In the records below, rewrite the lines from the line containing "message-arrow-m3 xyxy=(571,212,1399,213)" up to and including the line containing "message-arrow-m_goback4 xyxy=(748,613,1399,614)", replacing "lifeline" with "timeline" and leaving everything else unchanged.

[Stored records]
+++

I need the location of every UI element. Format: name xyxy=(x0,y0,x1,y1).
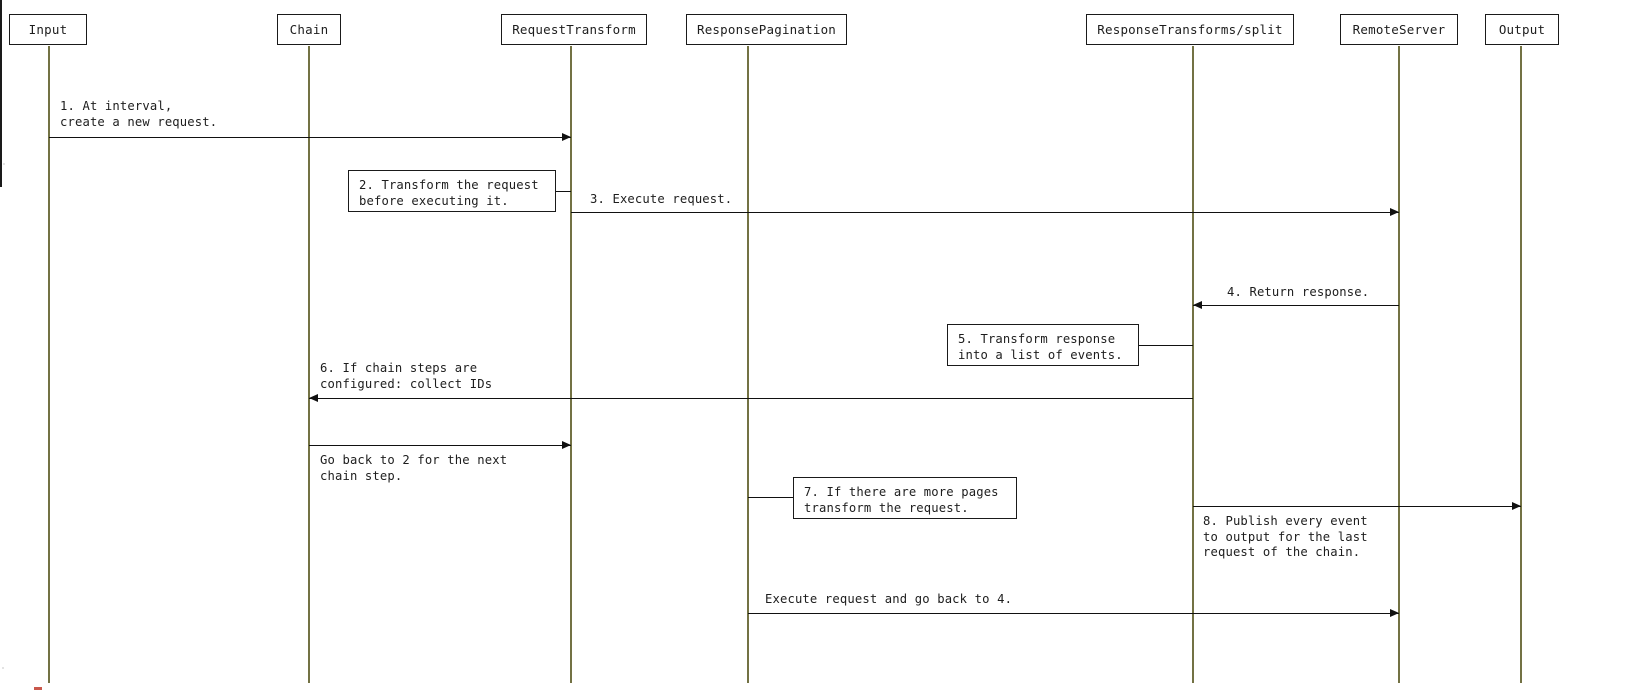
message-arrow-m3 xyxy=(571,212,1399,213)
participant-box-output[interactable]: Output xyxy=(1485,14,1559,45)
arrow-head-m6 xyxy=(309,394,318,402)
lifeline-reqxform xyxy=(570,46,572,683)
faint-mark-left-upper xyxy=(3,163,5,165)
arrow-head-m4 xyxy=(1193,301,1202,309)
participant-box-reqxform[interactable]: RequestTransform xyxy=(501,14,647,45)
red-marker-bottom-left xyxy=(34,687,42,690)
message-arrow-m6 xyxy=(309,398,1193,399)
lifeline-respxform xyxy=(1192,46,1194,683)
faint-mark-left-lower xyxy=(2,667,4,669)
arrow-head-m_goback4 xyxy=(1390,609,1399,617)
message-label-m1: 1. At interval, create a new request. xyxy=(60,99,218,129)
window-edge-artifact-top xyxy=(0,0,2,187)
note-connector-n7 xyxy=(748,497,793,498)
participant-box-respxform[interactable]: ResponseTransforms/split xyxy=(1086,14,1294,45)
message-label-m3: 3. Execute request. xyxy=(590,192,733,206)
message-label-m6: 6. If chain steps are configured: collec… xyxy=(320,361,493,391)
arrow-head-m1 xyxy=(562,133,571,141)
note-connector-n5 xyxy=(1139,345,1193,346)
message-arrow-m1 xyxy=(49,137,571,138)
participant-box-input[interactable]: Input xyxy=(9,14,87,45)
note-connector-n2 xyxy=(556,191,571,192)
participant-box-remote[interactable]: RemoteServer xyxy=(1340,14,1458,45)
lifeline-output xyxy=(1520,46,1522,683)
arrow-head-m_goback2 xyxy=(562,441,571,449)
arrow-head-m3 xyxy=(1390,208,1399,216)
message-label-m4: 4. Return response. xyxy=(1227,285,1370,299)
arrow-head-m8 xyxy=(1512,502,1521,510)
message-arrow-m_goback2 xyxy=(309,445,571,446)
note-box-n5[interactable]: 5. Transform response into a list of eve… xyxy=(947,324,1139,366)
note-box-n2[interactable]: 2. Transform the request before executin… xyxy=(348,170,556,212)
message-arrow-m4 xyxy=(1193,305,1399,306)
lifeline-remote xyxy=(1398,46,1400,683)
lifeline-chain xyxy=(308,46,310,683)
message-arrow-m8 xyxy=(1193,506,1521,507)
message-label-m_goback2: Go back to 2 for the next chain step. xyxy=(320,453,508,483)
lifeline-input xyxy=(48,46,50,683)
message-arrow-m_goback4 xyxy=(748,613,1399,614)
message-label-m_goback4: Execute request and go back to 4. xyxy=(765,592,1013,606)
lifeline-resppage xyxy=(747,46,749,683)
note-box-n7[interactable]: 7. If there are more pages transform the… xyxy=(793,477,1017,519)
participant-box-chain[interactable]: Chain xyxy=(277,14,341,45)
message-label-m8: 8. Publish every event to output for the… xyxy=(1203,514,1368,559)
participant-box-resppage[interactable]: ResponsePagination xyxy=(686,14,847,45)
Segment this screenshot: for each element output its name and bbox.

+++

== Written response ==
message-arrow-m3 xyxy=(571,212,1399,213)
participant-box-output[interactable]: Output xyxy=(1485,14,1559,45)
arrow-head-m6 xyxy=(309,394,318,402)
timeline-reqxform xyxy=(570,46,572,683)
faint-mark-left-upper xyxy=(3,163,5,165)
arrow-head-m4 xyxy=(1193,301,1202,309)
participant-box-reqxform[interactable]: RequestTransform xyxy=(501,14,647,45)
red-marker-bottom-left xyxy=(34,687,42,690)
message-arrow-m6 xyxy=(309,398,1193,399)
timeline-respxform xyxy=(1192,46,1194,683)
faint-mark-left-lower xyxy=(2,667,4,669)
arrow-head-m_goback4 xyxy=(1390,609,1399,617)
message-label-m1: 1. At interval, create a new request. xyxy=(60,99,218,129)
window-edge-artifact-top xyxy=(0,0,2,187)
note-connector-n7 xyxy=(748,497,793,498)
participant-box-respxform[interactable]: ResponseTransforms/split xyxy=(1086,14,1294,45)
message-label-m3: 3. Execute request. xyxy=(590,192,733,206)
message-label-m6: 6. If chain steps are configured: collec… xyxy=(320,361,493,391)
arrow-head-m1 xyxy=(562,133,571,141)
note-connector-n5 xyxy=(1139,345,1193,346)
message-arrow-m1 xyxy=(49,137,571,138)
participant-box-input[interactable]: Input xyxy=(9,14,87,45)
note-connector-n2 xyxy=(556,191,571,192)
participant-box-remote[interactable]: RemoteServer xyxy=(1340,14,1458,45)
timeline-output xyxy=(1520,46,1522,683)
arrow-head-m_goback2 xyxy=(562,441,571,449)
arrow-head-m3 xyxy=(1390,208,1399,216)
message-label-m4: 4. Return response. xyxy=(1227,285,1370,299)
arrow-head-m8 xyxy=(1512,502,1521,510)
message-arrow-m_goback2 xyxy=(309,445,571,446)
note-box-n5[interactable]: 5. Transform response into a list of eve… xyxy=(947,324,1139,366)
note-box-n2[interactable]: 2. Transform the request before executin… xyxy=(348,170,556,212)
message-arrow-m4 xyxy=(1193,305,1399,306)
timeline-remote xyxy=(1398,46,1400,683)
timeline-chain xyxy=(308,46,310,683)
message-arrow-m8 xyxy=(1193,506,1521,507)
message-label-m_goback2: Go back to 2 for the next chain step. xyxy=(320,453,508,483)
timeline-input xyxy=(48,46,50,683)
message-arrow-m_goback4 xyxy=(748,613,1399,614)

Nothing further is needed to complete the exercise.